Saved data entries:

★ ★ ★ ★ ★ ★ ★

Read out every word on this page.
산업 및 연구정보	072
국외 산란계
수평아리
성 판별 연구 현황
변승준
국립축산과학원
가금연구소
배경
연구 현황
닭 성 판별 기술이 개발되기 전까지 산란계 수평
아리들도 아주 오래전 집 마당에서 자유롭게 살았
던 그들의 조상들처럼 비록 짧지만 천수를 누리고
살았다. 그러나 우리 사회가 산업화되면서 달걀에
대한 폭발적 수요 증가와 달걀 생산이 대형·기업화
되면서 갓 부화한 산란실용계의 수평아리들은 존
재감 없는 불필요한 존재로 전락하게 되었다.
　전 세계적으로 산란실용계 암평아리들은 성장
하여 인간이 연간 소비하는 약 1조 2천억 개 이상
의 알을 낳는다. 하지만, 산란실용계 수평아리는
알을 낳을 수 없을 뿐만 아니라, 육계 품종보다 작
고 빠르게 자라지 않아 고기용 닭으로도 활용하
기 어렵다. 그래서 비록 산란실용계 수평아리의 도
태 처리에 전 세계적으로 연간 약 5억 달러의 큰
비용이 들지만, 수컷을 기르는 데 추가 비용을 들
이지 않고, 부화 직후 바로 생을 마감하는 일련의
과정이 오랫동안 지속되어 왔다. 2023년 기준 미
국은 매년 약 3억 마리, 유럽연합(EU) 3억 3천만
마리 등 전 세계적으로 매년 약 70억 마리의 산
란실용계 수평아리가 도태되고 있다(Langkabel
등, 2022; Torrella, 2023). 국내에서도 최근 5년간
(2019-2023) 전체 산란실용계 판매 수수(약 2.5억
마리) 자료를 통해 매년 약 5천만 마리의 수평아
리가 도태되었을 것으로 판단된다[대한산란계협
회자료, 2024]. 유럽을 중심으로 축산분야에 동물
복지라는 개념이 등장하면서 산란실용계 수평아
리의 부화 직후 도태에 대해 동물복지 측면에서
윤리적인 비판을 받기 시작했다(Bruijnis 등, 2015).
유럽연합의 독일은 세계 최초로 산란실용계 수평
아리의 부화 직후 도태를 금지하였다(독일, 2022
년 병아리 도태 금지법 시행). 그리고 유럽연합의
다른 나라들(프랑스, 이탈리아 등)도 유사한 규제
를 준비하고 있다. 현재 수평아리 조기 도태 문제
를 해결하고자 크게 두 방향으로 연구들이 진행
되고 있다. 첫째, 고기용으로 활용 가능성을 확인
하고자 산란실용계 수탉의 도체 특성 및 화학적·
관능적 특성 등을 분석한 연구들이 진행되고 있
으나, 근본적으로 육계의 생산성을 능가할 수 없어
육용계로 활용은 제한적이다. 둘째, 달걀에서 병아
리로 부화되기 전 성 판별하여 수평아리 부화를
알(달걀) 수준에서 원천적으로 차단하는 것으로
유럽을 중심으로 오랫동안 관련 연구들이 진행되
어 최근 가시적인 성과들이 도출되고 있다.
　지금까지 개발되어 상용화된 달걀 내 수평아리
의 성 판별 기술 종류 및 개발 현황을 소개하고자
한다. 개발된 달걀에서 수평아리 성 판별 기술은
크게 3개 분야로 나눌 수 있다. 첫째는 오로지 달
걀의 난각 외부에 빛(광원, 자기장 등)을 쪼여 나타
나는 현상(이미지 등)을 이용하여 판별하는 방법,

★ ★ ★ ★ ★ ★ ★

Task details:
From the records above, extract every entry verbatim.

Result:
Read out every word on this page.
산업 및 연구정보	072
국외 산란계
수평아리
성 판별 연구 현황
변승준
국립축산과학원
가금연구소
배경
연구 현황
닭 성 판별 기술이 개발되기 전까지 산란계 수평
아리들도 아주 오래전 집 마당에서 자유롭게 살았
던 그들의 조상들처럼 비록 짧지만 천수를 누리고
살았다. 그러나 우리 사회가 산업화되면서 달걀에
대한 폭발적 수요 증가와 달걀 생산이 대형·기업화
되면서 갓 부화한 산란실용계의 수평아리들은 존
재감 없는 불필요한 존재로 전락하게 되었다.
　전 세계적으로 산란실용계 암평아리들은 성장
하여 인간이 연간 소비하는 약 1조 2천억 개 이상
의 알을 낳는다. 하지만, 산란실용계 수평아리는
알을 낳을 수 없을 뿐만 아니라, 육계 품종보다 작
고 빠르게 자라지 않아 고기용 닭으로도 활용하
기 어렵다. 그래서 비록 산란실용계 수평아리의 도
태 처리에 전 세계적으로 연간 약 5억 달러의 큰
비용이 들지만, 수컷을 기르는 데 추가 비용을 들
이지 않고, 부화 직후 바로 생을 마감하는 일련의
과정이 오랫동안 지속되어 왔다. 2023년 기준 미
국은 매년 약 3억 마리, 유럽연합(EU) 3억 3천만
마리 등 전 세계적으로 매년 약 70억 마리의 산
란실용계 수평아리가 도태되고 있다(Langkabel
등, 2022; Torrella, 2023). 국내에서도 최근 5년간
(2019-2023) 전체 산란실용계 판매 수수(약 2.5억
마리) 자료를 통해 매년 약 5천만 마리의 수평아
리가 도태되었을 것으로 판단된다[대한산란계협
회자료, 2024]. 유럽을 중심으로 축산분야에 동물
복지라는 개념이 등장하면서 산란실용계 수평아
리의 부화 직후 도태에 대해 동물복지 측면에서
윤리적인 비판을 받기 시작했다(Bruijnis 등, 2015).
유럽연합의 독일은 세계 최초로 산란실용계 수평
아리의 부화 직후 도태를 금지하였다(독일, 2022
년 병아리 도태 금지법 시행). 그리고 유럽연합의
다른 나라들(프랑스, 이탈리아 등)도 유사한 규제
를 준비하고 있다. 현재 수평아리 조기 도태 문제
를 해결하고자 크게 두 방향으로 연구들이 진행
되고 있다. 첫째, 고기용으로 활용 가능성을 확인
하고자 산란실용계 수탉의 도체 특성 및 화학적·
관능적 특성 등을 분석한 연구들이 진행되고 있
으나, 근본적으로 육계의 생산성을 능가할 수 없어
육용계로 활용은 제한적이다. 둘째, 달걀에서 병아
리로 부화되기 전 성 판별하여 수평아리 부화를
알(달걀) 수준에서 원천적으로 차단하는 것으로
유럽을 중심으로 오랫동안 관련 연구들이 진행되
어 최근 가시적인 성과들이 도출되고 있다.
　지금까지 개발되어 상용화된 달걀 내 수평아리
의 성 판별 기술 종류 및 개발 현황을 소개하고자
한다. 개발된 달걀에서 수평아리 성 판별 기술은
크게 3개 분야로 나눌 수 있다. 첫째는 오로지 달
걀의 난각 외부에 빛(광원, 자기장 등)을 쪼여 나타
나는 현상(이미지 등)을 이용하여 판별하는 방법,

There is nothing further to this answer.